§ **Source data**

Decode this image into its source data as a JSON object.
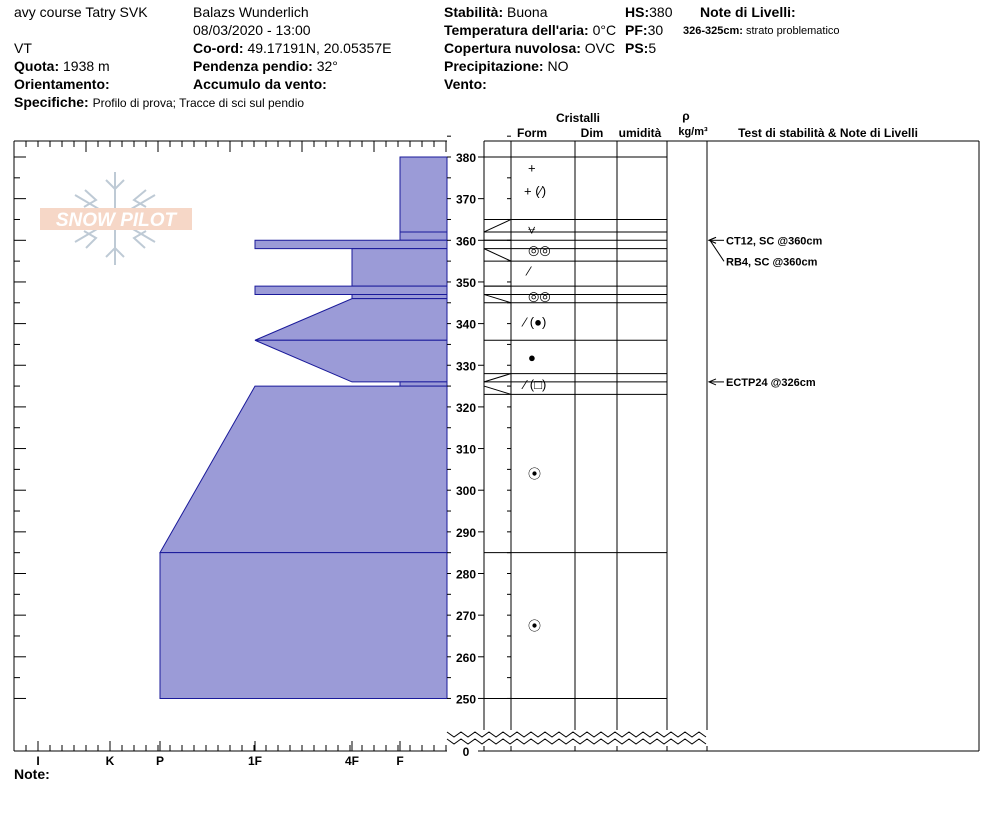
{
  "header": {
    "location": "avy course Tatry SVK",
    "observer": "Balazs Wunderlich",
    "datetime": "08/03/2020 - 13:00",
    "region": "VT",
    "elevation_label": "Quota:",
    "elevation_value": "1938 m",
    "coord_label": "Co-ord:",
    "coord_value": "49.17191N, 20.05357E",
    "aspect_label": "Orientamento:",
    "aspect_value": "",
    "slope_label": "Pendenza pendio:",
    "slope_value": "32°",
    "windload_label": "Accumulo da vento:",
    "windload_value": "",
    "specifics_label": "Specifiche:",
    "specifics_value": "Profilo di prova;  Tracce di sci sul pendio",
    "stability_label": "Stabilità:",
    "stability_value": "Buona",
    "airtemp_label": "Temperatura dell'aria:",
    "airtemp_value": "0°C",
    "cloud_label": "Copertura nuvolosa:",
    "cloud_value": "OVC",
    "precip_label": "Precipitazione:",
    "precip_value": "NO",
    "wind_label": "Vento:",
    "wind_value": "",
    "hs_label": "HS:",
    "hs_value": "380",
    "pf_label": "PF:",
    "pf_value": "30",
    "ps_label": "PS:",
    "ps_value": "5",
    "layer_notes_label": "Note di Livelli:",
    "layer_note_range": "326-325cm:",
    "layer_note_text": "strato problematico"
  },
  "columns": {
    "crystals": "Cristalli",
    "form": "Form",
    "size": "Dim",
    "moisture": "umidità",
    "rho": "ρ",
    "density_unit": "kg/m³",
    "tests": "Test di stabilità & Note di Livelli"
  },
  "notes_label": "Note:",
  "logo_text": "SNOW PILOT",
  "colors": {
    "hardness_fill": "#9b9bd7",
    "hardness_stroke": "#1a1a9a"
  },
  "chart_data": {
    "type": "snow-profile",
    "hardness_scale": [
      "I",
      "K",
      "P",
      "1F",
      "4F",
      "F"
    ],
    "height_ticks": [
      380,
      370,
      360,
      350,
      340,
      330,
      320,
      310,
      300,
      290,
      280,
      270,
      260,
      250,
      0
    ],
    "ylim": [
      250,
      385
    ],
    "hardness_profile": [
      {
        "top": 380,
        "bottom": 362,
        "hardness": "F"
      },
      {
        "top": 362,
        "bottom": 360,
        "hardness": "F"
      },
      {
        "top": 360,
        "bottom": 358,
        "hardness": "1F"
      },
      {
        "top": 358,
        "bottom": 349,
        "hardness": "4F"
      },
      {
        "top": 349,
        "bottom": 347,
        "hardness": "1F"
      },
      {
        "top": 347,
        "bottom": 346,
        "hardness": "4F"
      },
      {
        "top": 346,
        "bottom": 336,
        "hardness": "4F-1F"
      },
      {
        "top": 336,
        "bottom": 326,
        "hardness": "1F-4F"
      },
      {
        "top": 326,
        "bottom": 325,
        "hardness": "F"
      },
      {
        "top": 325,
        "bottom": 285,
        "hardness": "1F-P"
      },
      {
        "top": 285,
        "bottom": 250,
        "hardness": "P"
      }
    ],
    "layer_boundaries": [
      380,
      365,
      362,
      360,
      358,
      355,
      349,
      347,
      345,
      336,
      328,
      326,
      323,
      285,
      250
    ],
    "grain_forms": [
      {
        "height": 377.5,
        "symbol": "+"
      },
      {
        "height": 372,
        "symbol": "+ (⁄)"
      },
      {
        "height": 362.8,
        "symbol": "⩝"
      },
      {
        "height": 357.8,
        "symbol": "◎◎"
      },
      {
        "height": 352.8,
        "symbol": "⁄"
      },
      {
        "height": 346.8,
        "symbol": "◎◎"
      },
      {
        "height": 340.5,
        "symbol": "⁄ (●)"
      },
      {
        "height": 332,
        "symbol": "●"
      },
      {
        "height": 325.5,
        "symbol": "⁄ (□)"
      },
      {
        "height": 304,
        "symbol": "⦿"
      },
      {
        "height": 267.5,
        "symbol": "⦿"
      }
    ],
    "stability_tests": [
      {
        "height": 360,
        "label": "CT12, SC @360cm"
      },
      {
        "height": 360,
        "label": "RB4, SC @360cm"
      },
      {
        "height": 326,
        "label": "ECTP24 @326cm"
      }
    ]
  }
}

§ **Request**
Figure out how many lines of the data above include "bottom", then give the number and nothing more.

§ **Written answer**
11